### GOAL
Your task is to transcribe the records exactly, skipping every image.

--- begin RECORD SET ---

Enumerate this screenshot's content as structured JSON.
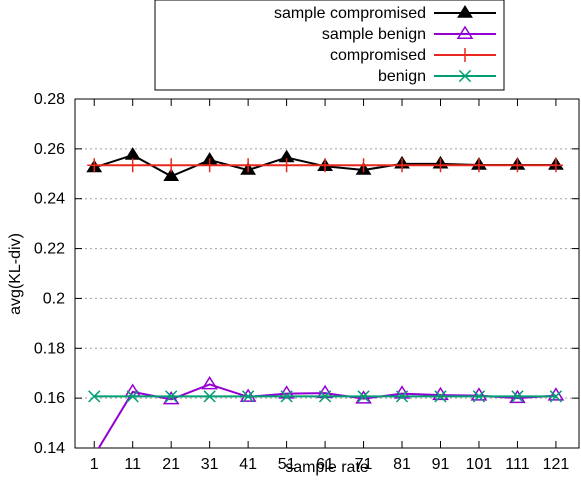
{
  "chart_data": {
    "type": "line",
    "xlabel": "sample rate",
    "ylabel": "avg(KL-div)",
    "x": [
      1,
      11,
      21,
      31,
      41,
      51,
      61,
      71,
      81,
      91,
      101,
      111,
      121
    ],
    "x_tick_labels": [
      "1",
      "11",
      "21",
      "31",
      "41",
      "51",
      "61",
      "71",
      "81",
      "91",
      "101",
      "111",
      "121"
    ],
    "xlim": [
      -4,
      127
    ],
    "ylim": [
      0.14,
      0.28
    ],
    "y_ticks": [
      0.14,
      0.16,
      0.18,
      0.2,
      0.22,
      0.24,
      0.26,
      0.28
    ],
    "y_tick_labels": [
      "0.14",
      "0.16",
      "0.18",
      "0.2",
      "0.22",
      "0.24",
      "0.26",
      "0.28"
    ],
    "grid": true,
    "legend_position": "top-center",
    "series": [
      {
        "name": "sample compromised",
        "color": "#000000",
        "marker": "filled-triangle",
        "values": [
          0.2525,
          0.2575,
          0.249,
          0.2555,
          0.2515,
          0.2565,
          0.253,
          0.2515,
          0.254,
          0.254,
          0.2535,
          0.2535,
          0.2535
        ]
      },
      {
        "name": "sample benign",
        "color": "#9400d3",
        "marker": "open-triangle",
        "values": [
          0.137,
          0.1625,
          0.1595,
          0.1655,
          0.1605,
          0.1618,
          0.162,
          0.1598,
          0.1618,
          0.1612,
          0.161,
          0.16,
          0.161
        ]
      },
      {
        "name": "compromised",
        "color": "#e8281e",
        "marker": "plus",
        "values": [
          0.2534,
          0.2534,
          0.2534,
          0.2534,
          0.2534,
          0.2534,
          0.2534,
          0.2534,
          0.2534,
          0.2534,
          0.2534,
          0.2534,
          0.2534
        ]
      },
      {
        "name": "benign",
        "color": "#009e73",
        "marker": "x",
        "values": [
          0.1607,
          0.1607,
          0.1607,
          0.1607,
          0.1607,
          0.1607,
          0.1607,
          0.1607,
          0.1607,
          0.1607,
          0.1607,
          0.1607,
          0.1607
        ]
      }
    ]
  }
}
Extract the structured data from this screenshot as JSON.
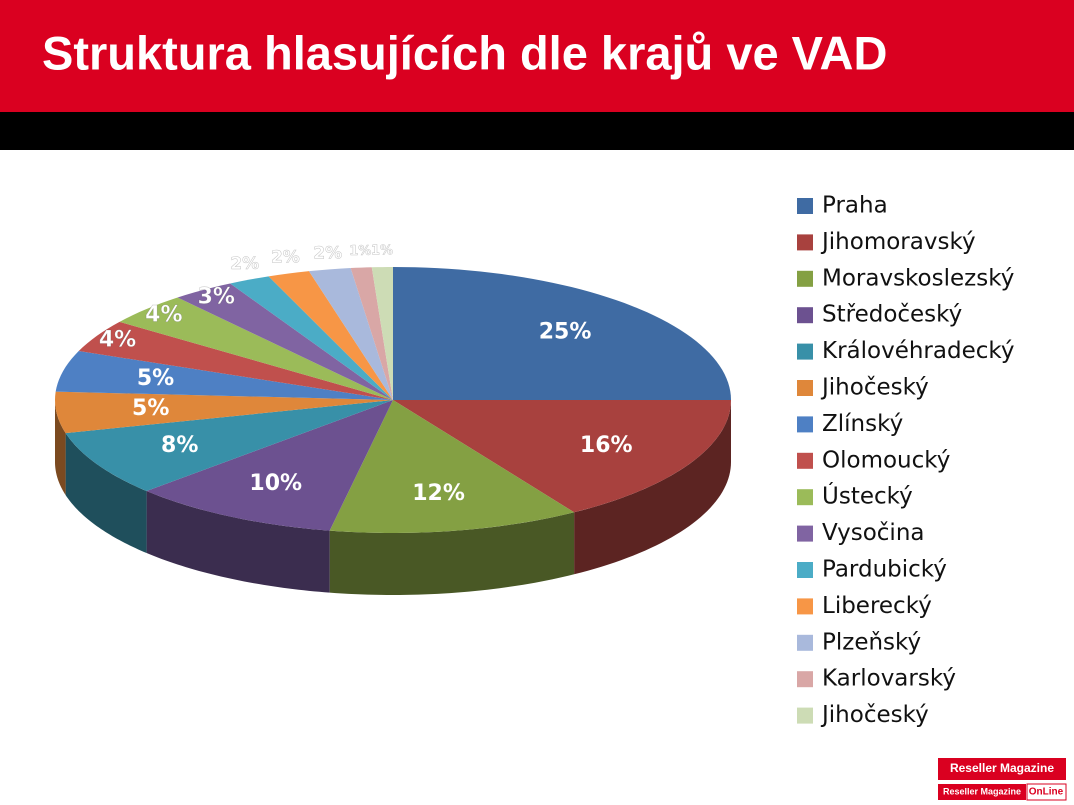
{
  "chart_data": {
    "type": "pie3d",
    "title": "Struktura hlasujících dle krajů ve VAD",
    "categories": [
      "Praha",
      "Jihomoravský",
      "Moravskoslezský",
      "Středočeský",
      "Královéhradecký",
      "Jihočeský",
      "Zlínský",
      "Olomoucký",
      "Ústecký",
      "Vysočina",
      "Pardubický",
      "Liberecký",
      "Plzeňský",
      "Karlovarský",
      "Jihočeský"
    ],
    "values": [
      25,
      16,
      12,
      10,
      8,
      5,
      5,
      4,
      4,
      3,
      2,
      2,
      2,
      1,
      1
    ],
    "value_labels": [
      "25%",
      "16%",
      "12%",
      "10%",
      "8%",
      "5%",
      "5%",
      "4%",
      "4%",
      "3%",
      "2%",
      "2%",
      "2%",
      "1%",
      "1%"
    ],
    "colors": [
      "#3f6ba3",
      "#a8413e",
      "#84a043",
      "#6c5190",
      "#3890a8",
      "#df873a",
      "#4e80c4",
      "#c0504d",
      "#9bbb59",
      "#8064a2",
      "#4bacc6",
      "#f79646",
      "#a9b9dc",
      "#d9a7a6",
      "#cddcb5"
    ],
    "legend": "right"
  },
  "logo": {
    "top": "Reseller Magazine",
    "bottom": "Reseller Magazine",
    "badge": "OnLine"
  }
}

--- end RECORD SET ---

### OUTPUT FOR THIS EXERCISE
Enumerate this screenshot's content as structured JSON.
{
  "chart_data": {
    "type": "line",
    "xlabel": "sample rate",
    "ylabel": "avg(KL-div)",
    "x": [
      1,
      11,
      21,
      31,
      41,
      51,
      61,
      71,
      81,
      91,
      101,
      111,
      121
    ],
    "x_tick_labels": [
      "1",
      "11",
      "21",
      "31",
      "41",
      "51",
      "61",
      "71",
      "81",
      "91",
      "101",
      "111",
      "121"
    ],
    "xlim": [
      -4,
      127
    ],
    "ylim": [
      0.14,
      0.28
    ],
    "y_ticks": [
      0.14,
      0.16,
      0.18,
      0.2,
      0.22,
      0.24,
      0.26,
      0.28
    ],
    "y_tick_labels": [
      "0.14",
      "0.16",
      "0.18",
      "0.2",
      "0.22",
      "0.24",
      "0.26",
      "0.28"
    ],
    "grid": true,
    "legend_position": "top-center",
    "series": [
      {
        "name": "sample compromised",
        "color": "#000000",
        "marker": "filled-triangle",
        "values": [
          0.2525,
          0.2575,
          0.249,
          0.2555,
          0.2515,
          0.2565,
          0.253,
          0.2515,
          0.254,
          0.254,
          0.2535,
          0.2535,
          0.2535
        ]
      },
      {
        "name": "sample benign",
        "color": "#9400d3",
        "marker": "open-triangle",
        "values": [
          0.137,
          0.1625,
          0.1595,
          0.1655,
          0.1605,
          0.1618,
          0.162,
          0.1598,
          0.1618,
          0.1612,
          0.161,
          0.16,
          0.161
        ]
      },
      {
        "name": "compromised",
        "color": "#e8281e",
        "marker": "plus",
        "values": [
          0.2534,
          0.2534,
          0.2534,
          0.2534,
          0.2534,
          0.2534,
          0.2534,
          0.2534,
          0.2534,
          0.2534,
          0.2534,
          0.2534,
          0.2534
        ]
      },
      {
        "name": "benign",
        "color": "#009e73",
        "marker": "x",
        "values": [
          0.1607,
          0.1607,
          0.1607,
          0.1607,
          0.1607,
          0.1607,
          0.1607,
          0.1607,
          0.1607,
          0.1607,
          0.1607,
          0.1607,
          0.1607
        ]
      }
    ]
  }
}
Extract the structured data from this screenshot as JSON.
{
  "chart_data": {
    "type": "pie3d",
    "title": "Struktura hlasujících dle krajů ve VAD",
    "categories": [
      "Praha",
      "Jihomoravský",
      "Moravskoslezský",
      "Středočeský",
      "Královéhradecký",
      "Jihočeský",
      "Zlínský",
      "Olomoucký",
      "Ústecký",
      "Vysočina",
      "Pardubický",
      "Liberecký",
      "Plzeňský",
      "Karlovarský",
      "Jihočeský"
    ],
    "values": [
      25,
      16,
      12,
      10,
      8,
      5,
      5,
      4,
      4,
      3,
      2,
      2,
      2,
      1,
      1
    ],
    "value_labels": [
      "25%",
      "16%",
      "12%",
      "10%",
      "8%",
      "5%",
      "5%",
      "4%",
      "4%",
      "3%",
      "2%",
      "2%",
      "2%",
      "1%",
      "1%"
    ],
    "colors": [
      "#3f6ba3",
      "#a8413e",
      "#84a043",
      "#6c5190",
      "#3890a8",
      "#df873a",
      "#4e80c4",
      "#c0504d",
      "#9bbb59",
      "#8064a2",
      "#4bacc6",
      "#f79646",
      "#a9b9dc",
      "#d9a7a6",
      "#cddcb5"
    ],
    "legend": "right"
  },
  "logo": {
    "top": "Reseller Magazine",
    "bottom": "Reseller Magazine",
    "badge": "OnLine"
  }
}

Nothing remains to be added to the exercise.